Exercise aim =
Count how many lines of the material below have the word "internal" and give only the number.

_____

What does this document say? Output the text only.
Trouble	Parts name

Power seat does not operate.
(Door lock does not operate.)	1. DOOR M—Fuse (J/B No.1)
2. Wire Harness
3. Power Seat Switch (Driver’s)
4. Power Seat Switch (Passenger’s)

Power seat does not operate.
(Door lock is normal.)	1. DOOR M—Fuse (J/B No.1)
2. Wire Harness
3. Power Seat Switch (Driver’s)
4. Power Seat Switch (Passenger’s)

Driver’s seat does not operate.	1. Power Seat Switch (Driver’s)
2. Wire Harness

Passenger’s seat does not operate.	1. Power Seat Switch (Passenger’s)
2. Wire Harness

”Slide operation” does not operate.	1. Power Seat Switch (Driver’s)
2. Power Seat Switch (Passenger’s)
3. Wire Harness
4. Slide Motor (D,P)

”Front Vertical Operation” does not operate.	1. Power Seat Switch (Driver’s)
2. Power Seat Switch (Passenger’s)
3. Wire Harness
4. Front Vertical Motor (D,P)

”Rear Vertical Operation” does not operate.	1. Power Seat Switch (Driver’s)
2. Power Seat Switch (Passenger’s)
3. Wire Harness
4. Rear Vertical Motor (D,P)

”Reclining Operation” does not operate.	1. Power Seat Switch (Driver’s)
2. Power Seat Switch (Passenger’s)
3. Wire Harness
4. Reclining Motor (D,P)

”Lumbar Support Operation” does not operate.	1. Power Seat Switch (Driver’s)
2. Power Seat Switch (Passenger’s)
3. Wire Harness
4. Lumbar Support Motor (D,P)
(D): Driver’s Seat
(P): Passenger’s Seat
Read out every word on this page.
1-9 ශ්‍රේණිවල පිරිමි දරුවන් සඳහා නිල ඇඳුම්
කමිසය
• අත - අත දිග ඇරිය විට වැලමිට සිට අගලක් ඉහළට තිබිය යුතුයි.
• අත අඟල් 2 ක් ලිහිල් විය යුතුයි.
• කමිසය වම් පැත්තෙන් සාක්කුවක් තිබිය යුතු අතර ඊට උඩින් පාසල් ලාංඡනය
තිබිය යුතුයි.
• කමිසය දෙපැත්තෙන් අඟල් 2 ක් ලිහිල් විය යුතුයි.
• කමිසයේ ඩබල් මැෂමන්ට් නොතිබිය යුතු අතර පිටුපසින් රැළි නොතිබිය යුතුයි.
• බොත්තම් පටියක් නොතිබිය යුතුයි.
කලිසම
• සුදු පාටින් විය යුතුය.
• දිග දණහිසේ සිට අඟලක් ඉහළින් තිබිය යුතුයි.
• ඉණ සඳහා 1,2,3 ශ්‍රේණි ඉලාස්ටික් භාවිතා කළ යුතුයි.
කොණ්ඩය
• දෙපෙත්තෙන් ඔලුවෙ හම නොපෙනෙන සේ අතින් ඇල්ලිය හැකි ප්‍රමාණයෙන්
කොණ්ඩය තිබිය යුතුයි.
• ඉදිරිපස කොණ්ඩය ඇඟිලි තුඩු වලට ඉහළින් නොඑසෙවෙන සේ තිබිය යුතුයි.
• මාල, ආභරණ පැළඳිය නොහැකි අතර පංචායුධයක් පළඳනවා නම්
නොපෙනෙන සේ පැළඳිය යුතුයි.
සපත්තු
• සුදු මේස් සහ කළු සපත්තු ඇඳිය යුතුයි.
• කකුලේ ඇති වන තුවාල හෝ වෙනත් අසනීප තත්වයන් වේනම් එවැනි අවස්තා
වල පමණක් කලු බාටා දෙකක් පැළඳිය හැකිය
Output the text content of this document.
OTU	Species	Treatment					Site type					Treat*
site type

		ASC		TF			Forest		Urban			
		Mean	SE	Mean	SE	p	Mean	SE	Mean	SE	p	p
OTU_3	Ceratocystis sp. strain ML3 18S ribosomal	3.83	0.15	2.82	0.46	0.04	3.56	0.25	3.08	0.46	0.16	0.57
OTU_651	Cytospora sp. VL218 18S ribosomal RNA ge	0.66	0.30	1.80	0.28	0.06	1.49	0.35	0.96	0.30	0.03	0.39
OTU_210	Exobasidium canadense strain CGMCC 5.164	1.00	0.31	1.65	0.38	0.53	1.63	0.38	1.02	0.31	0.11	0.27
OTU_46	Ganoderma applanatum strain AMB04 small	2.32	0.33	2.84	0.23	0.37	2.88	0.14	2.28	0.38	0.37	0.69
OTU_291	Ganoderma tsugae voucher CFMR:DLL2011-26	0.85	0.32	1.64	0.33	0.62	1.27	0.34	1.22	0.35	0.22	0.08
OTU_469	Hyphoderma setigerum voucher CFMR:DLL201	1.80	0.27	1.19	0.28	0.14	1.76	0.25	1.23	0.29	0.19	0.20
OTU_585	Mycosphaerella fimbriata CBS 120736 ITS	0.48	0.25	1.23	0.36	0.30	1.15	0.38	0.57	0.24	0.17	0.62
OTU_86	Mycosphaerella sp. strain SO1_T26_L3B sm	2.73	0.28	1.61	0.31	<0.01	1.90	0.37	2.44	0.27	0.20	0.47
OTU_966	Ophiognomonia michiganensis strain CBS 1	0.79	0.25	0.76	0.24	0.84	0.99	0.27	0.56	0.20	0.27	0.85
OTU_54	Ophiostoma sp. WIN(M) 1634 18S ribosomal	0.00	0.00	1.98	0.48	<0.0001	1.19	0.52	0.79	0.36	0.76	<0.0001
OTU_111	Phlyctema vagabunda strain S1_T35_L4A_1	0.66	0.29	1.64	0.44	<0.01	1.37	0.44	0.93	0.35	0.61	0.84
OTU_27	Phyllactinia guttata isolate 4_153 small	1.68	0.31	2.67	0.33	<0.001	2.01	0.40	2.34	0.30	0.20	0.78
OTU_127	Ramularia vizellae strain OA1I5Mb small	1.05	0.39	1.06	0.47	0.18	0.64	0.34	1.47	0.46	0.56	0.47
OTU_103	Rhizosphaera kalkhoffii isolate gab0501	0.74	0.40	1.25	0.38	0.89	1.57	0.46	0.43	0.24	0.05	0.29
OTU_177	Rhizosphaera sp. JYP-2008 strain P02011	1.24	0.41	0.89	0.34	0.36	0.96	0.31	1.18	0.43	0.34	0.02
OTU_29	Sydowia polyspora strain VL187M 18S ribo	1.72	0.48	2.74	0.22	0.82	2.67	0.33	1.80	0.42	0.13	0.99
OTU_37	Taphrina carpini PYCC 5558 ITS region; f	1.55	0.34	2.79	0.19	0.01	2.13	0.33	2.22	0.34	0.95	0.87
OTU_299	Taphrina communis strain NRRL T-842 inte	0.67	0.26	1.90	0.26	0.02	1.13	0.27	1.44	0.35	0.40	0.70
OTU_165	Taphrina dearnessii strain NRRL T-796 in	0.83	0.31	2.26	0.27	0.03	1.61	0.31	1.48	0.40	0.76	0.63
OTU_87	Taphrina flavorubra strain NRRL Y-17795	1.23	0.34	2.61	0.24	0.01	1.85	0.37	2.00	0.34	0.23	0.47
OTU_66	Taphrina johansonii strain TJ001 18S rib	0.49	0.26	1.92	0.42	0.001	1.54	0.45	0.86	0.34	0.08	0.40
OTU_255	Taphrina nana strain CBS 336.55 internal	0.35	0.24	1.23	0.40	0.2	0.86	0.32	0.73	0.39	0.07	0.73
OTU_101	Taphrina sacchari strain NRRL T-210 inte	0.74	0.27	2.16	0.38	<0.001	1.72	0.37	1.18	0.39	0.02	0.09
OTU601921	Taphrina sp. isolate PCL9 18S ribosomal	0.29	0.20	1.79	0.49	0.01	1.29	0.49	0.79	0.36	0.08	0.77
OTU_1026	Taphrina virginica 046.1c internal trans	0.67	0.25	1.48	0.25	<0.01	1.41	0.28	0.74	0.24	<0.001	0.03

_____

The reply =
2